* _Aim_: Return each line of the material verbatim.

* _Data to process_:
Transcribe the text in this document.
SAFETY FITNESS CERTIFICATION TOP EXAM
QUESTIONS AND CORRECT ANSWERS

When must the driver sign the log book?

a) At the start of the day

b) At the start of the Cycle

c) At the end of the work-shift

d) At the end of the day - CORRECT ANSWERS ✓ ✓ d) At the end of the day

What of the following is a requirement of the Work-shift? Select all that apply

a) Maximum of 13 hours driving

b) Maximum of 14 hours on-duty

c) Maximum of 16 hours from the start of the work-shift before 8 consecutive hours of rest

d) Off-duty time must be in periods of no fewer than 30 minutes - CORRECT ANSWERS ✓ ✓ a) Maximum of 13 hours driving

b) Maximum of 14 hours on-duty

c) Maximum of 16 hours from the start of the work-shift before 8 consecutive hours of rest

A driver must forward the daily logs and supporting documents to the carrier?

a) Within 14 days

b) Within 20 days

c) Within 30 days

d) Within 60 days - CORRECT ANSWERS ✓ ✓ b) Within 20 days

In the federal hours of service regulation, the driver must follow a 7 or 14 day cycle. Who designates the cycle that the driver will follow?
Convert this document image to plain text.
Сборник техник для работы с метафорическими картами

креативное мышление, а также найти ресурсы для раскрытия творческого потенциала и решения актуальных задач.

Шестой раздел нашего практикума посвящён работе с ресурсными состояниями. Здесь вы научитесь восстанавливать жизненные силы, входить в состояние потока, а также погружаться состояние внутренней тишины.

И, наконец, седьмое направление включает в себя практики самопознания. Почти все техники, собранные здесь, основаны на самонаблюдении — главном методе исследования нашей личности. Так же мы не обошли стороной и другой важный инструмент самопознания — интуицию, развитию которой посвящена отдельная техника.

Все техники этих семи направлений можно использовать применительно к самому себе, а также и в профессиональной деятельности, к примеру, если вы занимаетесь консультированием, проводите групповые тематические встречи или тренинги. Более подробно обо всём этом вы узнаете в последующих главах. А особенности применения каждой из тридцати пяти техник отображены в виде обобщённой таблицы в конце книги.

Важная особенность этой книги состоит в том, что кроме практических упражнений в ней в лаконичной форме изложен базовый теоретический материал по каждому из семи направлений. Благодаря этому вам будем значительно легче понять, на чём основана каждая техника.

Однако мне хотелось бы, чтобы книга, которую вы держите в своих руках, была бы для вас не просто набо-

* _Final result_:
Transcribe the text in this document.
SAFETY FITNESS CERTIFICATION TOP EXAM
QUESTIONS AND CORRECT ANSWERS

When must the driver sign the log book?

a) At the start of the day

b) At the start of the Cycle

c) At the end of the work-shift

d) At the end of the day - CORRECT ANSWERS ✓ ✓ d) At the end of the day

What of the following is a requirement of the Work-shift? Select all that apply

a) Maximum of 13 hours driving

b) Maximum of 14 hours on-duty

c) Maximum of 16 hours from the start of the work-shift before 8 consecutive hours of rest

d) Off-duty time must be in periods of no fewer than 30 minutes - CORRECT ANSWERS ✓ ✓ a) Maximum of 13 hours driving

b) Maximum of 14 hours on-duty

c) Maximum of 16 hours from the start of the work-shift before 8 consecutive hours of rest

A driver must forward the daily logs and supporting documents to the carrier?

a) Within 14 days

b) Within 20 days

c) Within 30 days

d) Within 60 days - CORRECT ANSWERS ✓ ✓ b) Within 20 days

In the federal hours of service regulation, the driver must follow a 7 or 14 day cycle. Who designates the cycle that the driver will follow?
Convert this document image to plain text.
Сборник техник для работы с метафорическими картами

креативное мышление, а также найти ресурсы для раскрытия творческого потенциала и решения актуальных задач.

Шестой раздел нашего практикума посвящён работе с ресурсными состояниями. Здесь вы научитесь восстанавливать жизненные силы, входить в состояние потока, а также погружаться состояние внутренней тишины.

И, наконец, седьмое направление включает в себя практики самопознания. Почти все техники, собранные здесь, основаны на самонаблюдении — главном методе исследования нашей личности. Так же мы не обошли стороной и другой важный инструмент самопознания — интуицию, развитию которой посвящена отдельная техника.

Все техники этих семи направлений можно использовать применительно к самому себе, а также и в профессиональной деятельности, к примеру, если вы занимаетесь консультированием, проводите групповые тематические встречи или тренинги. Более подробно обо всём этом вы узнаете в последующих главах. А особенности применения каждой из тридцати пяти техник отображены в виде обобщённой таблицы в конце книги.

Важная особенность этой книги состоит в том, что кроме практических упражнений в ней в лаконичной форме изложен базовый теоретический материал по каждому из семи направлений. Благодаря этому вам будем значительно легче понять, на чём основана каждая техника.

Однако мне хотелось бы, чтобы книга, которую вы держите в своих руках, была бы для вас не просто набо-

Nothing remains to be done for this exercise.